■ **What needs to be done**: Give a verbatim repeat of the lines that run from the line containing "Read this page and output its text content." to the end of the data below.

□ □ □

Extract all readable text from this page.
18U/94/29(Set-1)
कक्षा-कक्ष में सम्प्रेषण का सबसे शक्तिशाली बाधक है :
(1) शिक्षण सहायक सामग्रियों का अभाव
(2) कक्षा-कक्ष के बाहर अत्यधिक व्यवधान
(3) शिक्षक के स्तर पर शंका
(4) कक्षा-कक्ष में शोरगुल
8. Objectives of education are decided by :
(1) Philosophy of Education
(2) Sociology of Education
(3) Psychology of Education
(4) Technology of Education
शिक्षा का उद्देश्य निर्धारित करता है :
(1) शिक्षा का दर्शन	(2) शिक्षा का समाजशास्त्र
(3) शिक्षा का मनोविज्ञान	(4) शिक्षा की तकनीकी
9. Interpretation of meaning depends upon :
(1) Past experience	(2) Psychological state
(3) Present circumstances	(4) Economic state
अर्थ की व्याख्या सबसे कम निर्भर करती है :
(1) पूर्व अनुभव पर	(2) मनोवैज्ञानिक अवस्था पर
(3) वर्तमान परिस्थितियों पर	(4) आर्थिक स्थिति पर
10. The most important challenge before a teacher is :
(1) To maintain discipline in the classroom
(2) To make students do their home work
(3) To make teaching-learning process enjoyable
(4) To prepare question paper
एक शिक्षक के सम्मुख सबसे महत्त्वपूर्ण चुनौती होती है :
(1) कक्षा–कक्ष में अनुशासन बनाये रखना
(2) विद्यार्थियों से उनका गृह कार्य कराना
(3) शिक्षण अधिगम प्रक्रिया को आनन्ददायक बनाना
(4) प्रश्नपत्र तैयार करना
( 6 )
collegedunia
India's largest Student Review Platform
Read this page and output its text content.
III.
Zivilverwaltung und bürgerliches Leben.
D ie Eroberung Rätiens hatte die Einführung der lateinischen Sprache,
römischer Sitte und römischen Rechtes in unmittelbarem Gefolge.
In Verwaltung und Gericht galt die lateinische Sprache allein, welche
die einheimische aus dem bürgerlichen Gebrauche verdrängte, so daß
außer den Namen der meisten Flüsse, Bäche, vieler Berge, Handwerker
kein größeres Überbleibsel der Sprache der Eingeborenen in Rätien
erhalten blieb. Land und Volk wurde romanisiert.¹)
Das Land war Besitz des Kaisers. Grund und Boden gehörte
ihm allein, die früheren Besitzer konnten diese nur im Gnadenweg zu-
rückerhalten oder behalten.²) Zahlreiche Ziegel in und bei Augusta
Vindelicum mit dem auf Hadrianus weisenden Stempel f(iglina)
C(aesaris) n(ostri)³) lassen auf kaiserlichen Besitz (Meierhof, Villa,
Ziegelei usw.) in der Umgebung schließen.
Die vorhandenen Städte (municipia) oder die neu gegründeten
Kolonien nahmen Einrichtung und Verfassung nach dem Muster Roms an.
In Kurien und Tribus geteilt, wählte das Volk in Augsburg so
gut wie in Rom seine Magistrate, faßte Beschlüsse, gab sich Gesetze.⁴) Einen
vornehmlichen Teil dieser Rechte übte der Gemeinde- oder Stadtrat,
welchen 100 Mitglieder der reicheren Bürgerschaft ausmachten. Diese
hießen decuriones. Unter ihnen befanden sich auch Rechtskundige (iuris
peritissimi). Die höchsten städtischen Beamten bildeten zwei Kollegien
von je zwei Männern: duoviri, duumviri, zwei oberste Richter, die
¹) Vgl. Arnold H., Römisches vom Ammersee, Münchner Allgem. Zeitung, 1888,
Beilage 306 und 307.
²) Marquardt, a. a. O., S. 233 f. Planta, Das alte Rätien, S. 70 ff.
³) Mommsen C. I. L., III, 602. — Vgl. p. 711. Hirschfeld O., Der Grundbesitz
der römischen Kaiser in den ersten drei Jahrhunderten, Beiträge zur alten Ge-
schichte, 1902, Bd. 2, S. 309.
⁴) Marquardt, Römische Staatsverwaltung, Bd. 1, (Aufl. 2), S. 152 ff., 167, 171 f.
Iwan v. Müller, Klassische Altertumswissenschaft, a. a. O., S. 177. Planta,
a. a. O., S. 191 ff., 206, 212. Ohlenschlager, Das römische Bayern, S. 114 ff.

□ □ □

■ **Result of the exercise**:
Read this page and output its text content.
III.
Zivilverwaltung und bürgerliches Leben.
D ie Eroberung Rätiens hatte die Einführung der lateinischen Sprache,
römischer Sitte und römischen Rechtes in unmittelbarem Gefolge.
In Verwaltung und Gericht galt die lateinische Sprache allein, welche
die einheimische aus dem bürgerlichen Gebrauche verdrängte, so daß
außer den Namen der meisten Flüsse, Bäche, vieler Berge, Handwerker
kein größeres Überbleibsel der Sprache der Eingeborenen in Rätien
erhalten blieb. Land und Volk wurde romanisiert.¹)
Das Land war Besitz des Kaisers. Grund und Boden gehörte
ihm allein, die früheren Besitzer konnten diese nur im Gnadenweg zu-
rückerhalten oder behalten.²) Zahlreiche Ziegel in und bei Augusta
Vindelicum mit dem auf Hadrianus weisenden Stempel f(iglina)
C(aesaris) n(ostri)³) lassen auf kaiserlichen Besitz (Meierhof, Villa,
Ziegelei usw.) in der Umgebung schließen.
Die vorhandenen Städte (municipia) oder die neu gegründeten
Kolonien nahmen Einrichtung und Verfassung nach dem Muster Roms an.
In Kurien und Tribus geteilt, wählte das Volk in Augsburg so
gut wie in Rom seine Magistrate, faßte Beschlüsse, gab sich Gesetze.⁴) Einen
vornehmlichen Teil dieser Rechte übte der Gemeinde- oder Stadtrat,
welchen 100 Mitglieder der reicheren Bürgerschaft ausmachten. Diese
hießen decuriones. Unter ihnen befanden sich auch Rechtskundige (iuris
peritissimi). Die höchsten städtischen Beamten bildeten zwei Kollegien
von je zwei Männern: duoviri, duumviri, zwei oberste Richter, die
¹) Vgl. Arnold H., Römisches vom Ammersee, Münchner Allgem. Zeitung, 1888,
Beilage 306 und 307.
²) Marquardt, a. a. O., S. 233 f. Planta, Das alte Rätien, S. 70 ff.
³) Mommsen C. I. L., III, 602. — Vgl. p. 711. Hirschfeld O., Der Grundbesitz
der römischen Kaiser in den ersten drei Jahrhunderten, Beiträge zur alten Ge-
schichte, 1902, Bd. 2, S. 309.
⁴) Marquardt, Römische Staatsverwaltung, Bd. 1, (Aufl. 2), S. 152 ff., 167, 171 f.
Iwan v. Müller, Klassische Altertumswissenschaft, a. a. O., S. 177. Planta,
a. a. O., S. 191 ff., 206, 212. Ohlenschlager, Das römische Bayern, S. 114 ff.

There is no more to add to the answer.